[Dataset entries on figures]

::::::::::

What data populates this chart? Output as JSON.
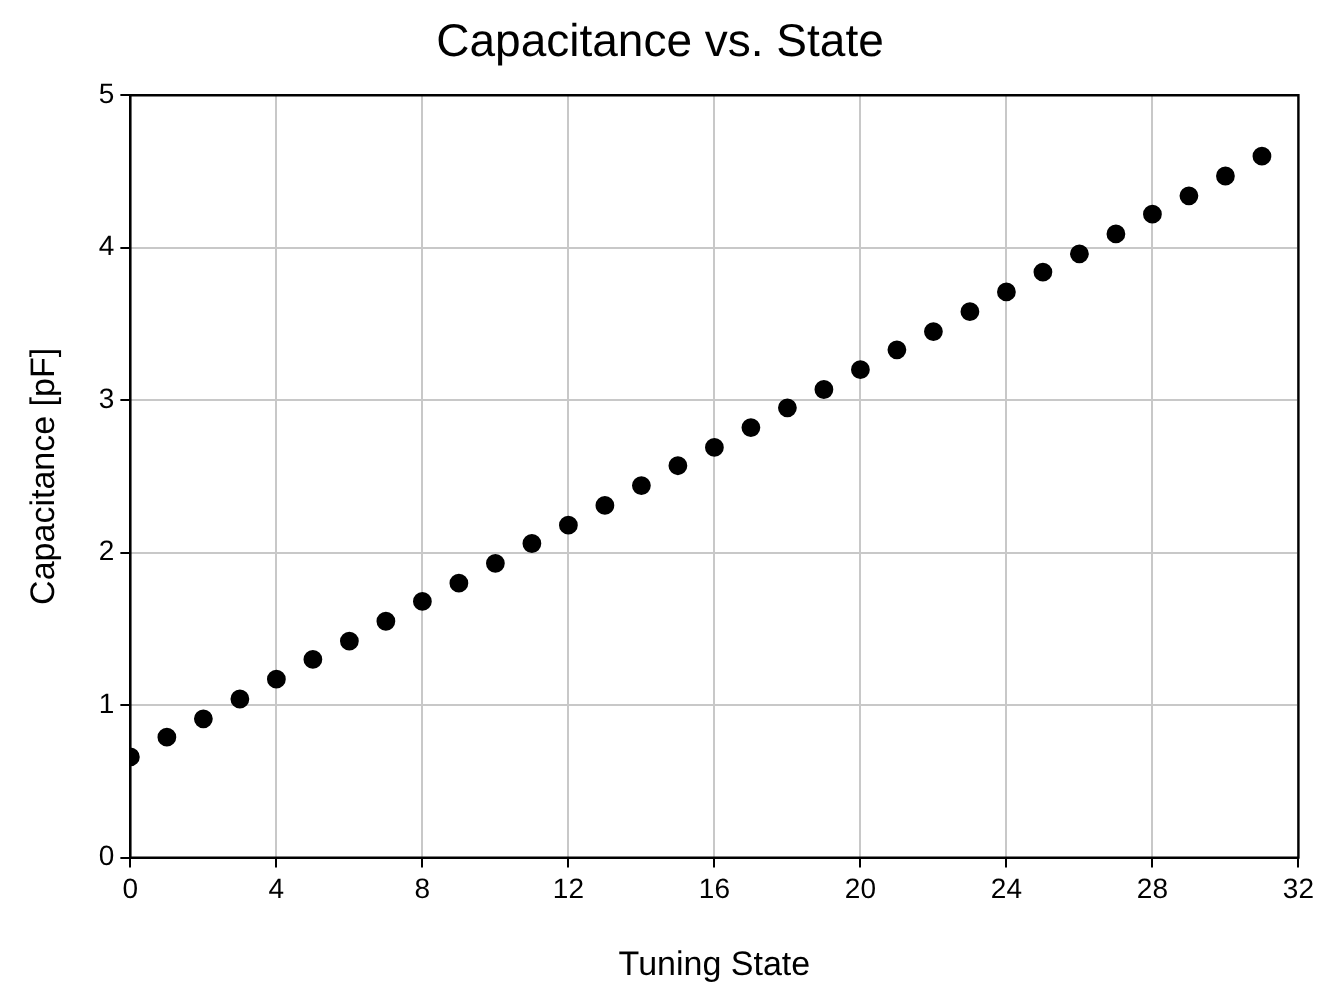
{
  "chart_data": {
    "type": "scatter",
    "title": "Capacitance vs. State",
    "xlabel": "Tuning State",
    "ylabel": "Capacitance [pF]",
    "x": [
      0,
      1,
      2,
      3,
      4,
      5,
      6,
      7,
      8,
      9,
      10,
      11,
      12,
      13,
      14,
      15,
      16,
      17,
      18,
      19,
      20,
      21,
      22,
      23,
      24,
      25,
      26,
      27,
      28,
      29,
      30,
      31
    ],
    "series": [
      {
        "color": "#000000",
        "values": [
          0.66,
          0.79,
          0.91,
          1.04,
          1.17,
          1.3,
          1.42,
          1.55,
          1.68,
          1.8,
          1.93,
          2.06,
          2.18,
          2.31,
          2.44,
          2.57,
          2.69,
          2.82,
          2.95,
          3.07,
          3.2,
          3.33,
          3.45,
          3.58,
          3.71,
          3.84,
          3.96,
          4.09,
          4.22,
          4.34,
          4.47,
          4.6
        ]
      }
    ],
    "xlim": [
      0,
      32
    ],
    "xticks": [
      0,
      4,
      8,
      12,
      16,
      20,
      24,
      28,
      32
    ],
    "ylim": [
      0,
      5
    ],
    "yticks": [
      0,
      1,
      2,
      3,
      4,
      5
    ],
    "grid": true,
    "legend": false,
    "marker": "circle"
  }
}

::::::::::

Exercise objective ▸
Using the listing above, gather each line that holds the string "Capacitance" and copy it.

Finished task ▸
    "title": "Capacitance vs. State",
    "ylabel": "Capacitance [pF]",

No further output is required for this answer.